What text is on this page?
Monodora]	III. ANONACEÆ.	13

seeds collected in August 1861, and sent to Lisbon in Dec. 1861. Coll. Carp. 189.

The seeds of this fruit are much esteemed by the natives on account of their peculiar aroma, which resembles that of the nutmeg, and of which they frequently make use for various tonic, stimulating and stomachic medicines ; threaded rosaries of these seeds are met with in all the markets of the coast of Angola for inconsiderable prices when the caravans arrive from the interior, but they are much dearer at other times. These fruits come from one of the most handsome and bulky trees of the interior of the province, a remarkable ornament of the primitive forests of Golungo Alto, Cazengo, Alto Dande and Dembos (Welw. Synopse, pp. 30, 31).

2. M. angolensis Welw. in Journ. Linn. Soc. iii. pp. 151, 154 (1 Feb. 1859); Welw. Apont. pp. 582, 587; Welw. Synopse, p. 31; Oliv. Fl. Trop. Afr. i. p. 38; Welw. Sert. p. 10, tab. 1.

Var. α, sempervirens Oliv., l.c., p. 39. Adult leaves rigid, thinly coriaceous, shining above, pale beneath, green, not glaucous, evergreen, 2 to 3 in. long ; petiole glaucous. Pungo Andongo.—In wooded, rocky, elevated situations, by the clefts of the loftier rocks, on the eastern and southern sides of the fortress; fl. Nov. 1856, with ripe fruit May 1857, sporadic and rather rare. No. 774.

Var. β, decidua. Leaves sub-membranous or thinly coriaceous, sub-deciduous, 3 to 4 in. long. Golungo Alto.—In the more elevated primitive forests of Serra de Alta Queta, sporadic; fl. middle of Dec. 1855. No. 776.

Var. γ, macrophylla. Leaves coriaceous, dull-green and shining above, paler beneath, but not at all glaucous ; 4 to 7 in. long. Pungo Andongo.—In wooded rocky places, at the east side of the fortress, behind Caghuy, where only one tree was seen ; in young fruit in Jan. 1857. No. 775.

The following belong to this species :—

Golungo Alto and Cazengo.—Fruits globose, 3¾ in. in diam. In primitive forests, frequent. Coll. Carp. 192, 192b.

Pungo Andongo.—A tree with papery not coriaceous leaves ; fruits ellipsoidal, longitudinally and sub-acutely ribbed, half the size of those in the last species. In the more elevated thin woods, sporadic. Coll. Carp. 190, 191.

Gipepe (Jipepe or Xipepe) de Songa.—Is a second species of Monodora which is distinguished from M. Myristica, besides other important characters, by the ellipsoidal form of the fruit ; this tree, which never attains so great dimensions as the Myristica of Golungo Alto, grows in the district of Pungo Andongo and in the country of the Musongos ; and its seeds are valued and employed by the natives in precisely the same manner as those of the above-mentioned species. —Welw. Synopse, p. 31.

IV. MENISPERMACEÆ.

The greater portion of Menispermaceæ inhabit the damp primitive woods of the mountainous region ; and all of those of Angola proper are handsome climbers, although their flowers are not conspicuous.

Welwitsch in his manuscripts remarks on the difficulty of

- [Exercise details]
Extract each record, keeping it identical to the original.

- [Result for this exercise]
What text is on this page?
Monodora]	III. ANONACEÆ.	13

seeds collected in August 1861, and sent to Lisbon in Dec. 1861. Coll. Carp. 189.

The seeds of this fruit are much esteemed by the natives on account of their peculiar aroma, which resembles that of the nutmeg, and of which they frequently make use for various tonic, stimulating and stomachic medicines ; threaded rosaries of these seeds are met with in all the markets of the coast of Angola for inconsiderable prices when the caravans arrive from the interior, but they are much dearer at other times. These fruits come from one of the most handsome and bulky trees of the interior of the province, a remarkable ornament of the primitive forests of Golungo Alto, Cazengo, Alto Dande and Dembos (Welw. Synopse, pp. 30, 31).

2. M. angolensis Welw. in Journ. Linn. Soc. iii. pp. 151, 154 (1 Feb. 1859); Welw. Apont. pp. 582, 587; Welw. Synopse, p. 31; Oliv. Fl. Trop. Afr. i. p. 38; Welw. Sert. p. 10, tab. 1.

Var. α, sempervirens Oliv., l.c., p. 39. Adult leaves rigid, thinly coriaceous, shining above, pale beneath, green, not glaucous, evergreen, 2 to 3 in. long ; petiole glaucous. Pungo Andongo.—In wooded, rocky, elevated situations, by the clefts of the loftier rocks, on the eastern and southern sides of the fortress; fl. Nov. 1856, with ripe fruit May 1857, sporadic and rather rare. No. 774.

Var. β, decidua. Leaves sub-membranous or thinly coriaceous, sub-deciduous, 3 to 4 in. long. Golungo Alto.—In the more elevated primitive forests of Serra de Alta Queta, sporadic; fl. middle of Dec. 1855. No. 776.

Var. γ, macrophylla. Leaves coriaceous, dull-green and shining above, paler beneath, but not at all glaucous ; 4 to 7 in. long. Pungo Andongo.—In wooded rocky places, at the east side of the fortress, behind Caghuy, where only one tree was seen ; in young fruit in Jan. 1857. No. 775.

The following belong to this species :—

Golungo Alto and Cazengo.—Fruits globose, 3¾ in. in diam. In primitive forests, frequent. Coll. Carp. 192, 192b.

Pungo Andongo.—A tree with papery not coriaceous leaves ; fruits ellipsoidal, longitudinally and sub-acutely ribbed, half the size of those in the last species. In the more elevated thin woods, sporadic. Coll. Carp. 190, 191.

Gipepe (Jipepe or Xipepe) de Songa.—Is a second species of Monodora which is distinguished from M. Myristica, besides other important characters, by the ellipsoidal form of the fruit ; this tree, which never attains so great dimensions as the Myristica of Golungo Alto, grows in the district of Pungo Andongo and in the country of the Musongos ; and its seeds are valued and employed by the natives in precisely the same manner as those of the above-mentioned species. —Welw. Synopse, p. 31.

IV. MENISPERMACEÆ.

The greater portion of Menispermaceæ inhabit the damp primitive woods of the mountainous region ; and all of those of Angola proper are handsome climbers, although their flowers are not conspicuous.

Welwitsch in his manuscripts remarks on the difficulty of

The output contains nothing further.